Dataset records:

....

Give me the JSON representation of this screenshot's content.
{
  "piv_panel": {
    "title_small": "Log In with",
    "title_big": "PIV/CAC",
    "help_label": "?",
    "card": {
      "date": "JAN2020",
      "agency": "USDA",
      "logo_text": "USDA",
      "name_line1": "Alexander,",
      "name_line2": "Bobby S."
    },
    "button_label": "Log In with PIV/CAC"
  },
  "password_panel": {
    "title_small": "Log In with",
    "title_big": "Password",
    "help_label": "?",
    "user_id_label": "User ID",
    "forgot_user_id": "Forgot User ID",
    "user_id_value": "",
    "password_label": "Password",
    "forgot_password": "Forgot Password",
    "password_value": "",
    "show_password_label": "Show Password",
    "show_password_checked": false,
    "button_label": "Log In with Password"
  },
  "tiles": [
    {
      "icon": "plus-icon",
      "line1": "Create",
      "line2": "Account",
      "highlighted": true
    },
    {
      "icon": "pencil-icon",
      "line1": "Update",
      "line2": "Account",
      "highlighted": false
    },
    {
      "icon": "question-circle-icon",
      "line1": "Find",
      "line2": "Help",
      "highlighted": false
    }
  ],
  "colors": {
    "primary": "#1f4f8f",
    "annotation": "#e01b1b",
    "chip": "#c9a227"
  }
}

....

Task description.
Take the lines above and retype all of them exactly.

Finished exercise.
Give me the JSON representation of this screenshot's content.
{
  "piv_panel": {
    "title_small": "Log In with",
    "title_big": "PIV/CAC",
    "help_label": "?",
    "card": {
      "date": "JAN2020",
      "agency": "USDA",
      "logo_text": "USDA",
      "name_line1": "Alexander,",
      "name_line2": "Bobby S."
    },
    "button_label": "Log In with PIV/CAC"
  },
  "password_panel": {
    "title_small": "Log In with",
    "title_big": "Password",
    "help_label": "?",
    "user_id_label": "User ID",
    "forgot_user_id": "Forgot User ID",
    "user_id_value": "",
    "password_label": "Password",
    "forgot_password": "Forgot Password",
    "password_value": "",
    "show_password_label": "Show Password",
    "show_password_checked": false,
    "button_label": "Log In with Password"
  },
  "tiles": [
    {
      "icon": "plus-icon",
      "line1": "Create",
      "line2": "Account",
      "highlighted": true
    },
    {
      "icon": "pencil-icon",
      "line1": "Update",
      "line2": "Account",
      "highlighted": false
    },
    {
      "icon": "question-circle-icon",
      "line1": "Find",
      "line2": "Help",
      "highlighted": false
    }
  ],
  "colors": {
    "primary": "#1f4f8f",
    "annotation": "#e01b1b",
    "chip": "#c9a227"
  }
}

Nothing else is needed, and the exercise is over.